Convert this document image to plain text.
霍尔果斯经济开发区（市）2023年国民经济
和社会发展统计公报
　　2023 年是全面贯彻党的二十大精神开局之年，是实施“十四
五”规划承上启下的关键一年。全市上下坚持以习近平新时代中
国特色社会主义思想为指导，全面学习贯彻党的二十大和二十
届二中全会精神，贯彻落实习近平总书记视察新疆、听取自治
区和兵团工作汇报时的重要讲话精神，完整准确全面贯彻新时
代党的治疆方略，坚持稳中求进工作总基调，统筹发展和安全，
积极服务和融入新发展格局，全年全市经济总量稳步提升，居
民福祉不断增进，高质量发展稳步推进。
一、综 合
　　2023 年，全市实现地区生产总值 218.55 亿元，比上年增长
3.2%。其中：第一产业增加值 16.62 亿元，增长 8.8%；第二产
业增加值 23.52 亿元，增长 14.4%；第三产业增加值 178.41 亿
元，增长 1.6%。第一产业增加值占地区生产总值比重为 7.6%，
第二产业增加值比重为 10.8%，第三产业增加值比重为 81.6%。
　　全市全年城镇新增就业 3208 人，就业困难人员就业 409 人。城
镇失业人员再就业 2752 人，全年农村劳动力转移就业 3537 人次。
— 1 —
=-=-=
SET EXERCISE: Provide all the records again, word for word.

OUTPUT BELOW:
Convert this document image to plain text.
霍尔果斯经济开发区（市）2023年国民经济
和社会发展统计公报
　　2023 年是全面贯彻党的二十大精神开局之年，是实施“十四
五”规划承上启下的关键一年。全市上下坚持以习近平新时代中
国特色社会主义思想为指导，全面学习贯彻党的二十大和二十
届二中全会精神，贯彻落实习近平总书记视察新疆、听取自治
区和兵团工作汇报时的重要讲话精神，完整准确全面贯彻新时
代党的治疆方略，坚持稳中求进工作总基调，统筹发展和安全，
积极服务和融入新发展格局，全年全市经济总量稳步提升，居
民福祉不断增进，高质量发展稳步推进。
一、综 合
　　2023 年，全市实现地区生产总值 218.55 亿元，比上年增长
3.2%。其中：第一产业增加值 16.62 亿元，增长 8.8%；第二产
业增加值 23.52 亿元，增长 14.4%；第三产业增加值 178.41 亿
元，增长 1.6%。第一产业增加值占地区生产总值比重为 7.6%，
第二产业增加值比重为 10.8%，第三产业增加值比重为 81.6%。
　　全市全年城镇新增就业 3208 人，就业困难人员就业 409 人。城
镇失业人员再就业 2752 人，全年农村劳动力转移就业 3537 人次。
— 1 —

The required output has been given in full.